§ SHORT TASK
Output the line containing "Transcribe the text in this document." and all subsequent lines of the listing below, copied exactly, with no other lines.

§ SUPPLIED MATERIAL
■ ■ ■ ■ ■ ■ ■

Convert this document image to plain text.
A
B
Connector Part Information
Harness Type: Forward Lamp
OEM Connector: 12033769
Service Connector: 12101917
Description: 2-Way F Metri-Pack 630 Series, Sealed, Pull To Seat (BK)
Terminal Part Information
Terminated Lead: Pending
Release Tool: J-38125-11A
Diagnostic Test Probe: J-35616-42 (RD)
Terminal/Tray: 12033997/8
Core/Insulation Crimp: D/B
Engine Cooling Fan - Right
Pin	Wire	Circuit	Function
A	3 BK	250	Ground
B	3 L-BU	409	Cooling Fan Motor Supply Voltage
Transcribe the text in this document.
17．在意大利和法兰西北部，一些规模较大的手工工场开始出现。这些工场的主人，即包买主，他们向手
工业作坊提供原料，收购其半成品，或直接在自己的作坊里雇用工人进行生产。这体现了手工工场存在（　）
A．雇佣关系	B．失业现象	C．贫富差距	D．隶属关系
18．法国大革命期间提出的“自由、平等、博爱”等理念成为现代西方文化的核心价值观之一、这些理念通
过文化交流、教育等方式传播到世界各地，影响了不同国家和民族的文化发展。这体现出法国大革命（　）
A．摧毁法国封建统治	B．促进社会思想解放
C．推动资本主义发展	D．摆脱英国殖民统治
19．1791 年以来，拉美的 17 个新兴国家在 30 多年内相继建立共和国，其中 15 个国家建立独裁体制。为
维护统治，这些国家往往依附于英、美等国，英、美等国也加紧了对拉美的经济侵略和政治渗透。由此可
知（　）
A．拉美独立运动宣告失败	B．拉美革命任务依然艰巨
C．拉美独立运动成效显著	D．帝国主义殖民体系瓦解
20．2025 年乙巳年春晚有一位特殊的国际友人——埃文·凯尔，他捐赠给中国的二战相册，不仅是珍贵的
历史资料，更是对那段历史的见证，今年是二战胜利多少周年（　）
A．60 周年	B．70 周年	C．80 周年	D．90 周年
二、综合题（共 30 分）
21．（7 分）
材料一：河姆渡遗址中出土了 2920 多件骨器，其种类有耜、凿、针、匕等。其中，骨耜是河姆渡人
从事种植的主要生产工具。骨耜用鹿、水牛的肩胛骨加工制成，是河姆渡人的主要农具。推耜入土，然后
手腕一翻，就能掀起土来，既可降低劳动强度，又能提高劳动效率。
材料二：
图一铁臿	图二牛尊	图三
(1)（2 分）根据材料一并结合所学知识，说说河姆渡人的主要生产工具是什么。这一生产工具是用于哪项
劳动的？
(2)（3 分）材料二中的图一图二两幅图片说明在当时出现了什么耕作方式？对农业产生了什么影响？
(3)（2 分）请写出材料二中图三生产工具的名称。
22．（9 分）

■ ■ ■ ■ ■ ■ ■

§ SOLUTION FOR THIS PROBLEM
Transcribe the text in this document.
17．在意大利和法兰西北部，一些规模较大的手工工场开始出现。这些工场的主人，即包买主，他们向手
工业作坊提供原料，收购其半成品，或直接在自己的作坊里雇用工人进行生产。这体现了手工工场存在（　）
A．雇佣关系	B．失业现象	C．贫富差距	D．隶属关系
18．法国大革命期间提出的“自由、平等、博爱”等理念成为现代西方文化的核心价值观之一、这些理念通
过文化交流、教育等方式传播到世界各地，影响了不同国家和民族的文化发展。这体现出法国大革命（　）
A．摧毁法国封建统治	B．促进社会思想解放
C．推动资本主义发展	D．摆脱英国殖民统治
19．1791 年以来，拉美的 17 个新兴国家在 30 多年内相继建立共和国，其中 15 个国家建立独裁体制。为
维护统治，这些国家往往依附于英、美等国，英、美等国也加紧了对拉美的经济侵略和政治渗透。由此可
知（　）
A．拉美独立运动宣告失败	B．拉美革命任务依然艰巨
C．拉美独立运动成效显著	D．帝国主义殖民体系瓦解
20．2025 年乙巳年春晚有一位特殊的国际友人——埃文·凯尔，他捐赠给中国的二战相册，不仅是珍贵的
历史资料，更是对那段历史的见证，今年是二战胜利多少周年（　）
A．60 周年	B．70 周年	C．80 周年	D．90 周年
二、综合题（共 30 分）
21．（7 分）
材料一：河姆渡遗址中出土了 2920 多件骨器，其种类有耜、凿、针、匕等。其中，骨耜是河姆渡人
从事种植的主要生产工具。骨耜用鹿、水牛的肩胛骨加工制成，是河姆渡人的主要农具。推耜入土，然后
手腕一翻，就能掀起土来，既可降低劳动强度，又能提高劳动效率。
材料二：
图一铁臿	图二牛尊	图三
(1)（2 分）根据材料一并结合所学知识，说说河姆渡人的主要生产工具是什么。这一生产工具是用于哪项
劳动的？
(2)（3 分）材料二中的图一图二两幅图片说明在当时出现了什么耕作方式？对农业产生了什么影响？
(3)（2 分）请写出材料二中图三生产工具的名称。
22．（9 分）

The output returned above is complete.